> _Task objective_: Lift every line from the entries that includes the word "watermark".

> _Exercise data_:

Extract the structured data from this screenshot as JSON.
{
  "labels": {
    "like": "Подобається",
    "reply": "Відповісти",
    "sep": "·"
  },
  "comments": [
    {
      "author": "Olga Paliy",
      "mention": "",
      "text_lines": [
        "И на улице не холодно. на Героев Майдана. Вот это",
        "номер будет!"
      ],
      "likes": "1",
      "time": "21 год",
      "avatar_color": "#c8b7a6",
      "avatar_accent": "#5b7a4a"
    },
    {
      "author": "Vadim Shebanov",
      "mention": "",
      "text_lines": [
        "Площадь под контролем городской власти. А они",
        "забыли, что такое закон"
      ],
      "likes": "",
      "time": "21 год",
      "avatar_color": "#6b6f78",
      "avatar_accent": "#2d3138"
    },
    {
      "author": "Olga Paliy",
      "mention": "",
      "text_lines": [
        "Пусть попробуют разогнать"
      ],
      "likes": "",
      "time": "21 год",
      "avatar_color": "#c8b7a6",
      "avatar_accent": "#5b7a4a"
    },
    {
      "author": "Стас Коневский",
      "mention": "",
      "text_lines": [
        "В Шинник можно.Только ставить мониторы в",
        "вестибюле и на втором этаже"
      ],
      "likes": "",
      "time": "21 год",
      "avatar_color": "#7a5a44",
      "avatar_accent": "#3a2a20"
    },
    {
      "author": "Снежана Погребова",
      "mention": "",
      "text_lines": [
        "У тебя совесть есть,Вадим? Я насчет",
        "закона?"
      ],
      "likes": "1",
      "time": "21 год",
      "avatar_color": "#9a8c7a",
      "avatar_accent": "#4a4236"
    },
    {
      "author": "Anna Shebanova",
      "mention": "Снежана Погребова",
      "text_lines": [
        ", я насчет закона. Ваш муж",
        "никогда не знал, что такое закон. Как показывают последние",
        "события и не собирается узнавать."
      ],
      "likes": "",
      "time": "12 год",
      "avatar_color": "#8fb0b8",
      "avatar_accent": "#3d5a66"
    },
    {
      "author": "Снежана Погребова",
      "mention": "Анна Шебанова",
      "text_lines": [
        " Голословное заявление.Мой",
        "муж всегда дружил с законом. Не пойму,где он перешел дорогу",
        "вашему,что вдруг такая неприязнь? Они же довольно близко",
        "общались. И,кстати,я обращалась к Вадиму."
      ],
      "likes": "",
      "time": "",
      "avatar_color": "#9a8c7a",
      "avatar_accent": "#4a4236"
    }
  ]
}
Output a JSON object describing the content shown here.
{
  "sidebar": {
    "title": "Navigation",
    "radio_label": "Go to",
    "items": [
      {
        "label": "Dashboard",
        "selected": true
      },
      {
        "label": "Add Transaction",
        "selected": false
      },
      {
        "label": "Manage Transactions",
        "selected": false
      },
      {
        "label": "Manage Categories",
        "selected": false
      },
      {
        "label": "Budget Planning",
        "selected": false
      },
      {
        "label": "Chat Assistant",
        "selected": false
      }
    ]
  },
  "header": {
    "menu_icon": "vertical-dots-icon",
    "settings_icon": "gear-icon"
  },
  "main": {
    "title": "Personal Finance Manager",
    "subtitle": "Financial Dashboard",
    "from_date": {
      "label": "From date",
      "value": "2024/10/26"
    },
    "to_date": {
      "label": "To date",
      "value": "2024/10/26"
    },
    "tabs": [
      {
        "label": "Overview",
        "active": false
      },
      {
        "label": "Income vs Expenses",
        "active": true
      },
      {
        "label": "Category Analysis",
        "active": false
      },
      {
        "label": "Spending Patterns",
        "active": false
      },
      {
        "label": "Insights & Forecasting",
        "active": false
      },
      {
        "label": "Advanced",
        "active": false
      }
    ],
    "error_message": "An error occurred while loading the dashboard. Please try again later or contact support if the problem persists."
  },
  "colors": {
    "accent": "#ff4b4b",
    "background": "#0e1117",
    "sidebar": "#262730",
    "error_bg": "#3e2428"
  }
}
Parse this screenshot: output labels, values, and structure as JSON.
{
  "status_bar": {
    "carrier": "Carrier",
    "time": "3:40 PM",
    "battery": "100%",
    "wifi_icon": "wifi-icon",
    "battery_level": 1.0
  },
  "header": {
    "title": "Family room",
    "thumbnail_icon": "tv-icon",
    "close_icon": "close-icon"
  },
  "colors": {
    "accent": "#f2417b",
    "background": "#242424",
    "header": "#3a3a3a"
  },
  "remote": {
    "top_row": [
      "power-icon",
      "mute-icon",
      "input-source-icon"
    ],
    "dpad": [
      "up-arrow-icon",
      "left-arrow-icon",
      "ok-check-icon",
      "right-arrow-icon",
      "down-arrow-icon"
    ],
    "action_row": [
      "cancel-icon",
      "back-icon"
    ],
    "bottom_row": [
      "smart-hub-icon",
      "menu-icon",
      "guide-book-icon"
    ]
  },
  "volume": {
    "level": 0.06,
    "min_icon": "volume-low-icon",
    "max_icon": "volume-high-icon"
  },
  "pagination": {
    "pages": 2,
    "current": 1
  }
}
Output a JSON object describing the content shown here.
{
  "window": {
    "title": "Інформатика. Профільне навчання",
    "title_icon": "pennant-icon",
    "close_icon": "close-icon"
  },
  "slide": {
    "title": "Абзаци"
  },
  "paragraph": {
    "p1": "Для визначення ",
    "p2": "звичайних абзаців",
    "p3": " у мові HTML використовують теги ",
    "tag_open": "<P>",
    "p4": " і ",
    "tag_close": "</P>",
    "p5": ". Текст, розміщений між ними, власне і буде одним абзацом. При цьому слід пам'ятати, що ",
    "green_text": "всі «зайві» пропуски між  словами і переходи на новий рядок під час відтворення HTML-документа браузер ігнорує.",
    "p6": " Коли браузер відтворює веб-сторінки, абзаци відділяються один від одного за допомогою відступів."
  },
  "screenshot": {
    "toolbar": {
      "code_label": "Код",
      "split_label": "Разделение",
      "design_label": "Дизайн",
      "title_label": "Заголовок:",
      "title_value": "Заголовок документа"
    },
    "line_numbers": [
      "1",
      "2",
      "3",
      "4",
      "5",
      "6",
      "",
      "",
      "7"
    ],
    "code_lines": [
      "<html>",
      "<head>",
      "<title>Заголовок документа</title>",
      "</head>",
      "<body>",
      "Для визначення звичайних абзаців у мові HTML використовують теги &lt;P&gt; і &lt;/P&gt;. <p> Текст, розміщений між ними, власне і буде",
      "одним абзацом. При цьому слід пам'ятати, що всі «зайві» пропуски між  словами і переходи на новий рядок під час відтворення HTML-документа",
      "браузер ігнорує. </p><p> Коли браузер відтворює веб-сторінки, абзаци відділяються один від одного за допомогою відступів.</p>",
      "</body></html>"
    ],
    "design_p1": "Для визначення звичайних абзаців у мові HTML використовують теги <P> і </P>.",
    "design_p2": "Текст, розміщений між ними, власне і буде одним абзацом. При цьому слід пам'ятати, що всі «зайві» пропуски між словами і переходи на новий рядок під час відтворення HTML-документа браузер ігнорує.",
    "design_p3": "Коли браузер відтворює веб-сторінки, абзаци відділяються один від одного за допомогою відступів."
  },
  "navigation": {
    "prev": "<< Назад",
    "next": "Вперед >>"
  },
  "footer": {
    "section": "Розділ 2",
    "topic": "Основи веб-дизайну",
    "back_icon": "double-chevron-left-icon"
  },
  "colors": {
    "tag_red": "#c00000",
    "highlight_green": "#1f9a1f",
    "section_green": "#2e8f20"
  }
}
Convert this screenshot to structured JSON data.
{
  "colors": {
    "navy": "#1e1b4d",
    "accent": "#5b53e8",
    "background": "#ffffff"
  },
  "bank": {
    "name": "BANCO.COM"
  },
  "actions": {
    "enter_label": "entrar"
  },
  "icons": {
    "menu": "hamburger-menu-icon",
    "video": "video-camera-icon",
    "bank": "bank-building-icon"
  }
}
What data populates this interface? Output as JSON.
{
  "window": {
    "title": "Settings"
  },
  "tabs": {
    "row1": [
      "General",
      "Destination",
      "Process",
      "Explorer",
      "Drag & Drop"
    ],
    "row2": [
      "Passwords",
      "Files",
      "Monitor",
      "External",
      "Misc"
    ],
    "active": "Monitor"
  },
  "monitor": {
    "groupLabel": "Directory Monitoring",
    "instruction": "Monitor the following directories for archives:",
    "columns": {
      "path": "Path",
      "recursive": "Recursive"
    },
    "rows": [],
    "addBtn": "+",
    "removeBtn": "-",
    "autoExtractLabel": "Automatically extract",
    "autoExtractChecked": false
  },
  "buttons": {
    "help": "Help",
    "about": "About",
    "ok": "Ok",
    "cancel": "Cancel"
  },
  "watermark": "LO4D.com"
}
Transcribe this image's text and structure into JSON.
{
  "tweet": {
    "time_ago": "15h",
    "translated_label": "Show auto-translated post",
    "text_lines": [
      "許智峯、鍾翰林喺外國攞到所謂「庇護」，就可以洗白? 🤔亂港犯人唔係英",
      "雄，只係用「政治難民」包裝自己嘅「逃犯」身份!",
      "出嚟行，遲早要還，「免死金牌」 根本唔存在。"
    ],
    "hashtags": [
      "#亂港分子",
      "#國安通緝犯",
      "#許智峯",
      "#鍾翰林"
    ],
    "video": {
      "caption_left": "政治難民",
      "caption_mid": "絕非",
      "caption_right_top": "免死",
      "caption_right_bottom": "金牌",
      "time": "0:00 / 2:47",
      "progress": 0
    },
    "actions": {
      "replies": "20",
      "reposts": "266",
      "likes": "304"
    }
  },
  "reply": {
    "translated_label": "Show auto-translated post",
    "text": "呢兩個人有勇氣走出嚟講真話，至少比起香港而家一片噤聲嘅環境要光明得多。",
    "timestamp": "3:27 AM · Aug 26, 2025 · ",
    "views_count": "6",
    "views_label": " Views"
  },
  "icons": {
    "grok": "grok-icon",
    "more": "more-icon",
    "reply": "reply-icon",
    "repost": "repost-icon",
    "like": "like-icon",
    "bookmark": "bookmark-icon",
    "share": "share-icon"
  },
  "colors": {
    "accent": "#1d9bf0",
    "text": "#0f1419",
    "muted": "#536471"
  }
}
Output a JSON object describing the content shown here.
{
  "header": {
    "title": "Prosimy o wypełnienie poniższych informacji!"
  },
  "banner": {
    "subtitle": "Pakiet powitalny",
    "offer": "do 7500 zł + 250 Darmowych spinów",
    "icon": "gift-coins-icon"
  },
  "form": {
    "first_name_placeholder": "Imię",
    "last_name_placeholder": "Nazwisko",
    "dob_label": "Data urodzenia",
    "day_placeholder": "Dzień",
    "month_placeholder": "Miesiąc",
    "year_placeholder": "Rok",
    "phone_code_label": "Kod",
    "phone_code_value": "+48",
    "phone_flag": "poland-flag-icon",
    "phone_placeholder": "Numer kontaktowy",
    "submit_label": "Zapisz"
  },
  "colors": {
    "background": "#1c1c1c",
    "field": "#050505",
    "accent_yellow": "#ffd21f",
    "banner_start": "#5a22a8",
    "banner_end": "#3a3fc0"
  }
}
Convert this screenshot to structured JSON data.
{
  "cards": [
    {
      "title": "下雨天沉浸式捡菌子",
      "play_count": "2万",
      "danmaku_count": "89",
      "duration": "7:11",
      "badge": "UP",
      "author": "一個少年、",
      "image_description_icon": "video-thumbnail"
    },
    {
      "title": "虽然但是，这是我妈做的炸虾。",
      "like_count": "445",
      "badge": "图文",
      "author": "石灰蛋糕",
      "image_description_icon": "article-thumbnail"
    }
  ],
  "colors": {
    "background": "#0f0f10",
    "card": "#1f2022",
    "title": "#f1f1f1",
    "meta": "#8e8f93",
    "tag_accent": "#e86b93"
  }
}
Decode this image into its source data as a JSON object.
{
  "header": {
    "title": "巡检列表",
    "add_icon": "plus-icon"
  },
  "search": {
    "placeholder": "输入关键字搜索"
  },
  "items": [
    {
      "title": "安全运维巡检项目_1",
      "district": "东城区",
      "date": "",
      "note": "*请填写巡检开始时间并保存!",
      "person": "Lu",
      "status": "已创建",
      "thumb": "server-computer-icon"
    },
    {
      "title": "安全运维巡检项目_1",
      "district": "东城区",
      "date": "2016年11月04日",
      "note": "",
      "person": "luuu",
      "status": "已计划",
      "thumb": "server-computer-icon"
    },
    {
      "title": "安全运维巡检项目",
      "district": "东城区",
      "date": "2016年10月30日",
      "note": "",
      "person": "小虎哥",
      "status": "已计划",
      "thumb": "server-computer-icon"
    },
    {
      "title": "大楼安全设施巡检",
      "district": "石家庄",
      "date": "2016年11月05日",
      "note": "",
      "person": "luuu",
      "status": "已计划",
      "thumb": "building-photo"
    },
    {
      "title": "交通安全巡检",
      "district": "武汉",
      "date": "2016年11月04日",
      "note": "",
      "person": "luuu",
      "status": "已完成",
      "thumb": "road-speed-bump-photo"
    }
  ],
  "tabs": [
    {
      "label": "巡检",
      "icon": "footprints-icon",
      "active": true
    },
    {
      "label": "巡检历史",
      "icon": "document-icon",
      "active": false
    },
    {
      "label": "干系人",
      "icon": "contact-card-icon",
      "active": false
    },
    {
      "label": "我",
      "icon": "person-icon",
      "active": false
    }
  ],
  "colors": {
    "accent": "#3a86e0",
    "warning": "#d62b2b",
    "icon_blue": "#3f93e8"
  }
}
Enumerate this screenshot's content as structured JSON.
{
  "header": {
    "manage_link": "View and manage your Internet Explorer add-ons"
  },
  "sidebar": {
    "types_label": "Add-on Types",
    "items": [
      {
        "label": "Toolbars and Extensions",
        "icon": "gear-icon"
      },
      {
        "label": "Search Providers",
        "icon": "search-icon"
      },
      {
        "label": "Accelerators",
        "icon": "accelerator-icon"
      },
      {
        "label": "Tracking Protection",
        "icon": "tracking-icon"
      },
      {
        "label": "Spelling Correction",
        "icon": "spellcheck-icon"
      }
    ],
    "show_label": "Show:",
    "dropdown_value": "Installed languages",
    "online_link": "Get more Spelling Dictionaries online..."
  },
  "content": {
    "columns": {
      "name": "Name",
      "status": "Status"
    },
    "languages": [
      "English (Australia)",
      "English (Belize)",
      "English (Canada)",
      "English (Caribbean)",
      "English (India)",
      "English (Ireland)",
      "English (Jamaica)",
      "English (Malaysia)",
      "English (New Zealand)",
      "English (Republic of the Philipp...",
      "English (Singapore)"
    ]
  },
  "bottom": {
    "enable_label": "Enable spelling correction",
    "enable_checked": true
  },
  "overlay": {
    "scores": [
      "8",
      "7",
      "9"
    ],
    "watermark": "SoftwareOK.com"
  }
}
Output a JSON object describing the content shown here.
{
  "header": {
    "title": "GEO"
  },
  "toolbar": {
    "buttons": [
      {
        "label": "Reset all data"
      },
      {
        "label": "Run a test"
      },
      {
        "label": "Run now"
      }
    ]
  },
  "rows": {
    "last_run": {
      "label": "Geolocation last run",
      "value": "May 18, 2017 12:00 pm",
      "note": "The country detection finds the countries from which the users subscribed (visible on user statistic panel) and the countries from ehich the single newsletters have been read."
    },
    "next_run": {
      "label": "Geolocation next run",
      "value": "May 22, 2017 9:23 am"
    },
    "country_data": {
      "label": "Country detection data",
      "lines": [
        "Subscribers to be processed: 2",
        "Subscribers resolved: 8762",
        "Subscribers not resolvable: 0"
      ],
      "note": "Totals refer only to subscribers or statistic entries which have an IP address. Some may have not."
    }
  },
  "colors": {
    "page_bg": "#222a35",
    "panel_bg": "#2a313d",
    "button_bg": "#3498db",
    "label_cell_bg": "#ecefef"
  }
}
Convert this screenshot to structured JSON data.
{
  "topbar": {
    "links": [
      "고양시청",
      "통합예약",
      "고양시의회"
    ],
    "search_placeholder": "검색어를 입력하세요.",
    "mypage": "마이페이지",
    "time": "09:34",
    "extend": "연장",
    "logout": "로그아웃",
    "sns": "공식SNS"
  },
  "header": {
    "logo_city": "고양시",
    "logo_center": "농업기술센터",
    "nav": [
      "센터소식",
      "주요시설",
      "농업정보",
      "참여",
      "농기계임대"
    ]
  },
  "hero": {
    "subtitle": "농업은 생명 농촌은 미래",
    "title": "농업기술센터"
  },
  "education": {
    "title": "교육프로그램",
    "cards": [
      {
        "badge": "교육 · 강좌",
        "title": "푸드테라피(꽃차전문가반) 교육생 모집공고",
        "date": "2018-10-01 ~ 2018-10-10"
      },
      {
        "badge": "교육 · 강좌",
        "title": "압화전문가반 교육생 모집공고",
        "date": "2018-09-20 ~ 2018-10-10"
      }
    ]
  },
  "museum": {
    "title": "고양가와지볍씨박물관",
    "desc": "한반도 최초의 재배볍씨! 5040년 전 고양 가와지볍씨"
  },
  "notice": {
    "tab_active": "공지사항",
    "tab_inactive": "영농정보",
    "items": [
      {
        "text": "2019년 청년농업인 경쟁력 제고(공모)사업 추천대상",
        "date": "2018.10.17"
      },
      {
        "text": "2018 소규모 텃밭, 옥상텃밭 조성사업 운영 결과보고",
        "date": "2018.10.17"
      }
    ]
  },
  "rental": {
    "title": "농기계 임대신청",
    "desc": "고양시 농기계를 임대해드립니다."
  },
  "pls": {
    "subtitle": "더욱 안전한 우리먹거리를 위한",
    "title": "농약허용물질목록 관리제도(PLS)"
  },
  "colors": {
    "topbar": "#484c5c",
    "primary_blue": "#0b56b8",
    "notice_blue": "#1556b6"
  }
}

> _Solution to this task_:
  "watermark": "LO4D.com"
    "watermark": "SoftwareOK.com"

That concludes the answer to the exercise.